▶ **TASK DETAILS**
Could you print all the entries exactly?

(Stored data entries)
>> start
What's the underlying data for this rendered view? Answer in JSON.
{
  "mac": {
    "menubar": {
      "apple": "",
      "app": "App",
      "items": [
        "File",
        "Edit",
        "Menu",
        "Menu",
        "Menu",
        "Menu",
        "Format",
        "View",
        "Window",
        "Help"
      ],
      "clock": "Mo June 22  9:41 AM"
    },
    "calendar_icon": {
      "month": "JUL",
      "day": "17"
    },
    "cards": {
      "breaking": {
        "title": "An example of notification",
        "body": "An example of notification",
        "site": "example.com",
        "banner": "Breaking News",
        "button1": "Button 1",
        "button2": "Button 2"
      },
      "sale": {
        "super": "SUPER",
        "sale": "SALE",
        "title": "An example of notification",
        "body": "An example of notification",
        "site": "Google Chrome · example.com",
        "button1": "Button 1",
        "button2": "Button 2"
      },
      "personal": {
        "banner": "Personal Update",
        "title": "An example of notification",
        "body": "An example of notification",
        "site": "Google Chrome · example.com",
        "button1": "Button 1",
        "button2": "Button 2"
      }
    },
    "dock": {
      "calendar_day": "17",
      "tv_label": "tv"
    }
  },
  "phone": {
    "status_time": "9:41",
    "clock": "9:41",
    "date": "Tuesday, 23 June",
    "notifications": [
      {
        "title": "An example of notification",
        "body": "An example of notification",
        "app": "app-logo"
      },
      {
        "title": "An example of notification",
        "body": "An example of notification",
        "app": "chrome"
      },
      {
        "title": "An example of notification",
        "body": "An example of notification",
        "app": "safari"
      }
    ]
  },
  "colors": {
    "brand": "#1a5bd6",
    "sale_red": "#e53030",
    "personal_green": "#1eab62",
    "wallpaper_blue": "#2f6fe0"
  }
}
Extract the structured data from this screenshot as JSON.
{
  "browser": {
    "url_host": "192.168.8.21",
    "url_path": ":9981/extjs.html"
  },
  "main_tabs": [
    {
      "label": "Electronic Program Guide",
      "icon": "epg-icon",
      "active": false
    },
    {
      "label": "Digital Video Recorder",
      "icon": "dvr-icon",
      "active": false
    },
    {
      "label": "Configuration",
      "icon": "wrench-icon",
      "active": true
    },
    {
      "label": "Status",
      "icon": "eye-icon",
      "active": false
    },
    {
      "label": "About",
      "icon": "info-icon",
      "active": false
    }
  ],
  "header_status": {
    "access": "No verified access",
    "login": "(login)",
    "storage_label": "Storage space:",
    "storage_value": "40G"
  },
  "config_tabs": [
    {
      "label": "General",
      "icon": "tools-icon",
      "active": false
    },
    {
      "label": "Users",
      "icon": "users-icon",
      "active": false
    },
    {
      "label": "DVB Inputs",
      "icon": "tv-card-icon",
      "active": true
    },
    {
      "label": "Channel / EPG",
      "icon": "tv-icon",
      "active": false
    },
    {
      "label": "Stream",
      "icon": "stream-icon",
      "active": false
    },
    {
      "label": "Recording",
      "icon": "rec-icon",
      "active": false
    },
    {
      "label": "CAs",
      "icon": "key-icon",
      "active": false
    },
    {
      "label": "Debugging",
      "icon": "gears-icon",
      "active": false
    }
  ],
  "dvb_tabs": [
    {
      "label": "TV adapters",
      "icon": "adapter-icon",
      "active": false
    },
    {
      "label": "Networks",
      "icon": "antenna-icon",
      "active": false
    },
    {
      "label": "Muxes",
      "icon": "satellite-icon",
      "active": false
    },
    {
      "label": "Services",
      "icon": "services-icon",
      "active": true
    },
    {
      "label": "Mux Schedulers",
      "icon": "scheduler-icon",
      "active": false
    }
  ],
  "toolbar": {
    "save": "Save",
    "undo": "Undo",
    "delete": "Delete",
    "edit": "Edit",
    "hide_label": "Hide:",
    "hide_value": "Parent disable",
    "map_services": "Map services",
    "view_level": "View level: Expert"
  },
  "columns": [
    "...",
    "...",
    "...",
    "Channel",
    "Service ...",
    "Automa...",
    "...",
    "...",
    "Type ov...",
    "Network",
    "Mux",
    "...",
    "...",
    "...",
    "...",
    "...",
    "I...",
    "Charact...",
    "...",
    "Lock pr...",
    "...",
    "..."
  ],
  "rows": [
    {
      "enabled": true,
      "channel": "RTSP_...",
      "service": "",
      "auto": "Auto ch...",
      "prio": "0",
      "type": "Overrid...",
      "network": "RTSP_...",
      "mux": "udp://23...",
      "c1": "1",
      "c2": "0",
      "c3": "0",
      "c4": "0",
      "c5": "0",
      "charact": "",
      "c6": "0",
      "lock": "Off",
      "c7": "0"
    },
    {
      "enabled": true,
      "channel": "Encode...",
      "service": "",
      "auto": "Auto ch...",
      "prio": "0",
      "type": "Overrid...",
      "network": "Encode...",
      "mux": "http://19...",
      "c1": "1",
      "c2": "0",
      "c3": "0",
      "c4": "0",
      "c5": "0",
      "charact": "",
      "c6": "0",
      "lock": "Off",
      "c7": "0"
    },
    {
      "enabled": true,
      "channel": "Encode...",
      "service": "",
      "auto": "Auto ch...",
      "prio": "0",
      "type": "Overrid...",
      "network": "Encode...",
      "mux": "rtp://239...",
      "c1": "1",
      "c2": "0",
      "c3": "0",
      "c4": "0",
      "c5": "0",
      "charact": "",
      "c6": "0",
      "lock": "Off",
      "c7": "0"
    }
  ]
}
>> end
▶ **FINAL RESULT**
What's the underlying data for this rendered view? Answer in JSON.
{
  "mac": {
    "menubar": {
      "apple": "",
      "app": "App",
      "items": [
        "File",
        "Edit",
        "Menu",
        "Menu",
        "Menu",
        "Menu",
        "Format",
        "View",
        "Window",
        "Help"
      ],
      "clock": "Mo June 22  9:41 AM"
    },
    "calendar_icon": {
      "month": "JUL",
      "day": "17"
    },
    "cards": {
      "breaking": {
        "title": "An example of notification",
        "body": "An example of notification",
        "site": "example.com",
        "banner": "Breaking News",
        "button1": "Button 1",
        "button2": "Button 2"
      },
      "sale": {
        "super": "SUPER",
        "sale": "SALE",
        "title": "An example of notification",
        "body": "An example of notification",
        "site": "Google Chrome · example.com",
        "button1": "Button 1",
        "button2": "Button 2"
      },
      "personal": {
        "banner": "Personal Update",
        "title": "An example of notification",
        "body": "An example of notification",
        "site": "Google Chrome · example.com",
        "button1": "Button 1",
        "button2": "Button 2"
      }
    },
    "dock": {
      "calendar_day": "17",
      "tv_label": "tv"
    }
  },
  "phone": {
    "status_time": "9:41",
    "clock": "9:41",
    "date": "Tuesday, 23 June",
    "notifications": [
      {
        "title": "An example of notification",
        "body": "An example of notification",
        "app": "app-logo"
      },
      {
        "title": "An example of notification",
        "body": "An example of notification",
        "app": "chrome"
      },
      {
        "title": "An example of notification",
        "body": "An example of notification",
        "app": "safari"
      }
    ]
  },
  "colors": {
    "brand": "#1a5bd6",
    "sale_red": "#e53030",
    "personal_green": "#1eab62",
    "wallpaper_blue": "#2f6fe0"
  }
}
Extract the structured data from this screenshot as JSON.
{
  "browser": {
    "url_host": "192.168.8.21",
    "url_path": ":9981/extjs.html"
  },
  "main_tabs": [
    {
      "label": "Electronic Program Guide",
      "icon": "epg-icon",
      "active": false
    },
    {
      "label": "Digital Video Recorder",
      "icon": "dvr-icon",
      "active": false
    },
    {
      "label": "Configuration",
      "icon": "wrench-icon",
      "active": true
    },
    {
      "label": "Status",
      "icon": "eye-icon",
      "active": false
    },
    {
      "label": "About",
      "icon": "info-icon",
      "active": false
    }
  ],
  "header_status": {
    "access": "No verified access",
    "login": "(login)",
    "storage_label": "Storage space:",
    "storage_value": "40G"
  },
  "config_tabs": [
    {
      "label": "General",
      "icon": "tools-icon",
      "active": false
    },
    {
      "label": "Users",
      "icon": "users-icon",
      "active": false
    },
    {
      "label": "DVB Inputs",
      "icon": "tv-card-icon",
      "active": true
    },
    {
      "label": "Channel / EPG",
      "icon": "tv-icon",
      "active": false
    },
    {
      "label": "Stream",
      "icon": "stream-icon",
      "active": false
    },
    {
      "label": "Recording",
      "icon": "rec-icon",
      "active": false
    },
    {
      "label": "CAs",
      "icon": "key-icon",
      "active": false
    },
    {
      "label": "Debugging",
      "icon": "gears-icon",
      "active": false
    }
  ],
  "dvb_tabs": [
    {
      "label": "TV adapters",
      "icon": "adapter-icon",
      "active": false
    },
    {
      "label": "Networks",
      "icon": "antenna-icon",
      "active": false
    },
    {
      "label": "Muxes",
      "icon": "satellite-icon",
      "active": false
    },
    {
      "label": "Services",
      "icon": "services-icon",
      "active": true
    },
    {
      "label": "Mux Schedulers",
      "icon": "scheduler-icon",
      "active": false
    }
  ],
  "toolbar": {
    "save": "Save",
    "undo": "Undo",
    "delete": "Delete",
    "edit": "Edit",
    "hide_label": "Hide:",
    "hide_value": "Parent disable",
    "map_services": "Map services",
    "view_level": "View level: Expert"
  },
  "columns": [
    "...",
    "...",
    "...",
    "Channel",
    "Service ...",
    "Automa...",
    "...",
    "...",
    "Type ov...",
    "Network",
    "Mux",
    "...",
    "...",
    "...",
    "...",
    "...",
    "I...",
    "Charact...",
    "...",
    "Lock pr...",
    "...",
    "..."
  ],
  "rows": [
    {
      "enabled": true,
      "channel": "RTSP_...",
      "service": "",
      "auto": "Auto ch...",
      "prio": "0",
      "type": "Overrid...",
      "network": "RTSP_...",
      "mux": "udp://23...",
      "c1": "1",
      "c2": "0",
      "c3": "0",
      "c4": "0",
      "c5": "0",
      "charact": "",
      "c6": "0",
      "lock": "Off",
      "c7": "0"
    },
    {
      "enabled": true,
      "channel": "Encode...",
      "service": "",
      "auto": "Auto ch...",
      "prio": "0",
      "type": "Overrid...",
      "network": "Encode...",
      "mux": "http://19...",
      "c1": "1",
      "c2": "0",
      "c3": "0",
      "c4": "0",
      "c5": "0",
      "charact": "",
      "c6": "0",
      "lock": "Off",
      "c7": "0"
    },
    {
      "enabled": true,
      "channel": "Encode...",
      "service": "",
      "auto": "Auto ch...",
      "prio": "0",
      "type": "Overrid...",
      "network": "Encode...",
      "mux": "rtp://239...",
      "c1": "1",
      "c2": "0",
      "c3": "0",
      "c4": "0",
      "c5": "0",
      "charact": "",
      "c6": "0",
      "lock": "Off",
      "c7": "0"
    }
  ]
}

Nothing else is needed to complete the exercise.